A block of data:
----------------

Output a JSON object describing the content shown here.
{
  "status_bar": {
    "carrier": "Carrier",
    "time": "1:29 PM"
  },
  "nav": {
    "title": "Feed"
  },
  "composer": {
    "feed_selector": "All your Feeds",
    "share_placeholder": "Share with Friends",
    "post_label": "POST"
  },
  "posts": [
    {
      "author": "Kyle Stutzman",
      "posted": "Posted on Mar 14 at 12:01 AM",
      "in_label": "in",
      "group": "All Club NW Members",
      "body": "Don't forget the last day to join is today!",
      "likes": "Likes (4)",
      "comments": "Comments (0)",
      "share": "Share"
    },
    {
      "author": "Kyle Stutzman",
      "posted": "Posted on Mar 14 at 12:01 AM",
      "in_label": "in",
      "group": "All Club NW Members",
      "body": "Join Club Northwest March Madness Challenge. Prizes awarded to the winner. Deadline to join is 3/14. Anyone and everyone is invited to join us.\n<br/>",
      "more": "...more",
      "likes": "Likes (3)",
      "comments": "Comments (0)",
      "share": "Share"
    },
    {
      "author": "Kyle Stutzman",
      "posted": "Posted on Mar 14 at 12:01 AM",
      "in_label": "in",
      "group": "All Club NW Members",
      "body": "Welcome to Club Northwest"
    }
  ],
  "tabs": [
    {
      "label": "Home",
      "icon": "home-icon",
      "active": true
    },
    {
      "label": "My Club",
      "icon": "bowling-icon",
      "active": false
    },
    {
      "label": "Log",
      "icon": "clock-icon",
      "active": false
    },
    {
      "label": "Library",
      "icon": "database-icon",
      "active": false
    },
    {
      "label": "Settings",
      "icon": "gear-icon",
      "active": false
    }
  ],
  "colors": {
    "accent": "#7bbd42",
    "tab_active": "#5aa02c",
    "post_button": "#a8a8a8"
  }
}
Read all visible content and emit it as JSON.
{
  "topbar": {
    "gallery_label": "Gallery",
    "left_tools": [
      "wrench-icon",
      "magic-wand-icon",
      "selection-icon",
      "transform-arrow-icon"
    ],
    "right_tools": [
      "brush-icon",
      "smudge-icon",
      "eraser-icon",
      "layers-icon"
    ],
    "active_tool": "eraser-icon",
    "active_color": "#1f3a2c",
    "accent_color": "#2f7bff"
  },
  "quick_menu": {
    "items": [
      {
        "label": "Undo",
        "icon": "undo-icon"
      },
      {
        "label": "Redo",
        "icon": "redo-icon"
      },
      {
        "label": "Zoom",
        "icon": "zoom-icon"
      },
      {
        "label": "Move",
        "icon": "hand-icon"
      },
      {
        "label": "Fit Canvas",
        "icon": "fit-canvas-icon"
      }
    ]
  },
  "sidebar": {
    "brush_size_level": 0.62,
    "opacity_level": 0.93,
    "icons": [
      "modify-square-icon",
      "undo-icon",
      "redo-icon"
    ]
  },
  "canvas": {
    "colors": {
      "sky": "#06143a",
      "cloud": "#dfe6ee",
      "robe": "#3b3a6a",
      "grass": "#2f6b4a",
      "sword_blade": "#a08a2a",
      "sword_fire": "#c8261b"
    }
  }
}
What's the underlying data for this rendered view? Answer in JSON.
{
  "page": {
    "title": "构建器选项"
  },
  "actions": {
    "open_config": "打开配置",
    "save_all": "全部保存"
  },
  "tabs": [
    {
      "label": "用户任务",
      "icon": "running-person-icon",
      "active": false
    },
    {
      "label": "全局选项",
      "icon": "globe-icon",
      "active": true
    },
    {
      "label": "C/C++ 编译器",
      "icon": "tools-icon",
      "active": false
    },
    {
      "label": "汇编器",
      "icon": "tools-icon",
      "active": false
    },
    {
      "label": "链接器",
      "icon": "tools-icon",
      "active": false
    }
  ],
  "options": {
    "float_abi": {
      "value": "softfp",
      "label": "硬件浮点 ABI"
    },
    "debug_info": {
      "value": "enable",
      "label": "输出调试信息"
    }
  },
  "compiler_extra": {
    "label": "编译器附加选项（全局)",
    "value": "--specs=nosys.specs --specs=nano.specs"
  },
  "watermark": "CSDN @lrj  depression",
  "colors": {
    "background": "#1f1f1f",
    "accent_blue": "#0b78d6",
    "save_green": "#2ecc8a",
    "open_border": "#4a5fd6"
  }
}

----------------

§ Task description:
Reproduce the data, keeping every line exactly the same.

§ Correct output:
Output a JSON object describing the content shown here.
{
  "status_bar": {
    "carrier": "Carrier",
    "time": "1:29 PM"
  },
  "nav": {
    "title": "Feed"
  },
  "composer": {
    "feed_selector": "All your Feeds",
    "share_placeholder": "Share with Friends",
    "post_label": "POST"
  },
  "posts": [
    {
      "author": "Kyle Stutzman",
      "posted": "Posted on Mar 14 at 12:01 AM",
      "in_label": "in",
      "group": "All Club NW Members",
      "body": "Don't forget the last day to join is today!",
      "likes": "Likes (4)",
      "comments": "Comments (0)",
      "share": "Share"
    },
    {
      "author": "Kyle Stutzman",
      "posted": "Posted on Mar 14 at 12:01 AM",
      "in_label": "in",
      "group": "All Club NW Members",
      "body": "Join Club Northwest March Madness Challenge. Prizes awarded to the winner. Deadline to join is 3/14. Anyone and everyone is invited to join us.\n<br/>",
      "more": "...more",
      "likes": "Likes (3)",
      "comments": "Comments (0)",
      "share": "Share"
    },
    {
      "author": "Kyle Stutzman",
      "posted": "Posted on Mar 14 at 12:01 AM",
      "in_label": "in",
      "group": "All Club NW Members",
      "body": "Welcome to Club Northwest"
    }
  ],
  "tabs": [
    {
      "label": "Home",
      "icon": "home-icon",
      "active": true
    },
    {
      "label": "My Club",
      "icon": "bowling-icon",
      "active": false
    },
    {
      "label": "Log",
      "icon": "clock-icon",
      "active": false
    },
    {
      "label": "Library",
      "icon": "database-icon",
      "active": false
    },
    {
      "label": "Settings",
      "icon": "gear-icon",
      "active": false
    }
  ],
  "colors": {
    "accent": "#7bbd42",
    "tab_active": "#5aa02c",
    "post_button": "#a8a8a8"
  }
}
Read all visible content and emit it as JSON.
{
  "topbar": {
    "gallery_label": "Gallery",
    "left_tools": [
      "wrench-icon",
      "magic-wand-icon",
      "selection-icon",
      "transform-arrow-icon"
    ],
    "right_tools": [
      "brush-icon",
      "smudge-icon",
      "eraser-icon",
      "layers-icon"
    ],
    "active_tool": "eraser-icon",
    "active_color": "#1f3a2c",
    "accent_color": "#2f7bff"
  },
  "quick_menu": {
    "items": [
      {
        "label": "Undo",
        "icon": "undo-icon"
      },
      {
        "label": "Redo",
        "icon": "redo-icon"
      },
      {
        "label": "Zoom",
        "icon": "zoom-icon"
      },
      {
        "label": "Move",
        "icon": "hand-icon"
      },
      {
        "label": "Fit Canvas",
        "icon": "fit-canvas-icon"
      }
    ]
  },
  "sidebar": {
    "brush_size_level": 0.62,
    "opacity_level": 0.93,
    "icons": [
      "modify-square-icon",
      "undo-icon",
      "redo-icon"
    ]
  },
  "canvas": {
    "colors": {
      "sky": "#06143a",
      "cloud": "#dfe6ee",
      "robe": "#3b3a6a",
      "grass": "#2f6b4a",
      "sword_blade": "#a08a2a",
      "sword_fire": "#c8261b"
    }
  }
}
What's the underlying data for this rendered view? Answer in JSON.
{
  "page": {
    "title": "构建器选项"
  },
  "actions": {
    "open_config": "打开配置",
    "save_all": "全部保存"
  },
  "tabs": [
    {
      "label": "用户任务",
      "icon": "running-person-icon",
      "active": false
    },
    {
      "label": "全局选项",
      "icon": "globe-icon",
      "active": true
    },
    {
      "label": "C/C++ 编译器",
      "icon": "tools-icon",
      "active": false
    },
    {
      "label": "汇编器",
      "icon": "tools-icon",
      "active": false
    },
    {
      "label": "链接器",
      "icon": "tools-icon",
      "active": false
    }
  ],
  "options": {
    "float_abi": {
      "value": "softfp",
      "label": "硬件浮点 ABI"
    },
    "debug_info": {
      "value": "enable",
      "label": "输出调试信息"
    }
  },
  "compiler_extra": {
    "label": "编译器附加选项（全局)",
    "value": "--specs=nosys.specs --specs=nano.specs"
  },
  "watermark": "CSDN @lrj  depression",
  "colors": {
    "background": "#1f1f1f",
    "accent_blue": "#0b78d6",
    "save_green": "#2ecc8a",
    "open_border": "#4a5fd6"
  }
}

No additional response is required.